## PROBLEM DETAILS:
Wherever the string "teritoriile" appears, copy the whole line.
___ ITEMS
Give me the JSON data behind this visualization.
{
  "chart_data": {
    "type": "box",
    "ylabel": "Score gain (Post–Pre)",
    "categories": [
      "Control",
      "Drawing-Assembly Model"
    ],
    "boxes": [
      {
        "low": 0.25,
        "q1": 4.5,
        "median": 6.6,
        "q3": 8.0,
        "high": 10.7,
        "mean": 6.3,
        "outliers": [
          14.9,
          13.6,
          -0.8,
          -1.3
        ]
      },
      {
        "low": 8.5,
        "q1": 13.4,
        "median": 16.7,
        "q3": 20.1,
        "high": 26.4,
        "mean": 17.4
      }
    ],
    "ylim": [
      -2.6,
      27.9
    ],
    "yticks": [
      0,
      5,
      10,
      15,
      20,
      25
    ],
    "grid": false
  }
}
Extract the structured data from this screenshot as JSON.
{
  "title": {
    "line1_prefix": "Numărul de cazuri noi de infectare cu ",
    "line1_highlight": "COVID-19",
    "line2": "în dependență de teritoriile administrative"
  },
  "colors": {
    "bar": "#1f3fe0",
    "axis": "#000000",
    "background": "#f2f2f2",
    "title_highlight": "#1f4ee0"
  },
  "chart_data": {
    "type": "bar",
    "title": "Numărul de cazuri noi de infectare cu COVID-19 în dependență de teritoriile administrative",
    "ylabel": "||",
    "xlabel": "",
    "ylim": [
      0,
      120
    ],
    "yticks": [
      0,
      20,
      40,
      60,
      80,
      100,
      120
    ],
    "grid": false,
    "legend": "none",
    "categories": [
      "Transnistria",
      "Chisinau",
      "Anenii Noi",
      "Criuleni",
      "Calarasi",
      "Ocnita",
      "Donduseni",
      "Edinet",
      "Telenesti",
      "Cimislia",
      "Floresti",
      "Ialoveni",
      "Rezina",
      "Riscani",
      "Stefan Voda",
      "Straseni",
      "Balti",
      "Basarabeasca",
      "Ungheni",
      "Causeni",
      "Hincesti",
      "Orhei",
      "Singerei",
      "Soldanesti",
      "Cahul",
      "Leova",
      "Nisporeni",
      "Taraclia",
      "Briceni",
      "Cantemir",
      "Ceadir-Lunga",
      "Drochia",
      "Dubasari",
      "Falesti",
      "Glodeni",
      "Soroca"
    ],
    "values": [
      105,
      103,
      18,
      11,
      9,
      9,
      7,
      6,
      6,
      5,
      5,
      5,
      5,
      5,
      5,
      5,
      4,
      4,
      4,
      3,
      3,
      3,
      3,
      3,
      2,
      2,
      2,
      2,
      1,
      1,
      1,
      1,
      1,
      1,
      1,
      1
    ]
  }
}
______
## EXERCISE RESPONSE:
    "line2": "în dependență de teritoriile administrative"
    "title": "Numărul de cazuri noi de infectare cu COVID-19 în dependență de teritoriile administrative",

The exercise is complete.